→ WRITTEN EXERCISE: Copy out every record below with complete accuracy.
◇ ◇ ◇ ◇ ◇
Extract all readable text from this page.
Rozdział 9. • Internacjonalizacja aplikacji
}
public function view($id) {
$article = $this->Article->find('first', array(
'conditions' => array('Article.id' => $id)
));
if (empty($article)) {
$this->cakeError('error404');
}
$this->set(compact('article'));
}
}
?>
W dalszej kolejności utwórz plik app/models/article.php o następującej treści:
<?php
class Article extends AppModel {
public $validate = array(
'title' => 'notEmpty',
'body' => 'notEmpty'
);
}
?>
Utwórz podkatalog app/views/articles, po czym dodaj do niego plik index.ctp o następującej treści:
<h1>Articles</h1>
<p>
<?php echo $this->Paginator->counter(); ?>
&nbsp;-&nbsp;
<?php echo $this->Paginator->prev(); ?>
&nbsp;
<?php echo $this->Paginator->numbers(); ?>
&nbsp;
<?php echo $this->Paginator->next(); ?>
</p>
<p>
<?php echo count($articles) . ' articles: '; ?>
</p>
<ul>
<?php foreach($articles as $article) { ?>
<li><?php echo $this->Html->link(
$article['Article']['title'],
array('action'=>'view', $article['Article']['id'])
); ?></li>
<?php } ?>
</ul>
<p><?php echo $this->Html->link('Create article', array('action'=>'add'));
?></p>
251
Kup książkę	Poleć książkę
◇ ◇ ◇ ◇ ◇
→ ANSWER:
Extract all readable text from this page.
Rozdział 9. • Internacjonalizacja aplikacji
}
public function view($id) {
$article = $this->Article->find('first', array(
'conditions' => array('Article.id' => $id)
));
if (empty($article)) {
$this->cakeError('error404');
}
$this->set(compact('article'));
}
}
?>
W dalszej kolejności utwórz plik app/models/article.php o następującej treści:
<?php
class Article extends AppModel {
public $validate = array(
'title' => 'notEmpty',
'body' => 'notEmpty'
);
}
?>
Utwórz podkatalog app/views/articles, po czym dodaj do niego plik index.ctp o następującej treści:
<h1>Articles</h1>
<p>
<?php echo $this->Paginator->counter(); ?>
&nbsp;-&nbsp;
<?php echo $this->Paginator->prev(); ?>
&nbsp;
<?php echo $this->Paginator->numbers(); ?>
&nbsp;
<?php echo $this->Paginator->next(); ?>
</p>
<p>
<?php echo count($articles) . ' articles: '; ?>
</p>
<ul>
<?php foreach($articles as $article) { ?>
<li><?php echo $this->Html->link(
$article['Article']['title'],
array('action'=>'view', $article['Article']['id'])
); ?></li>
<?php } ?>
</ul>
<p><?php echo $this->Html->link('Create article', array('action'=>'add'));
?></p>
251
Kup książkę	Poleć książkę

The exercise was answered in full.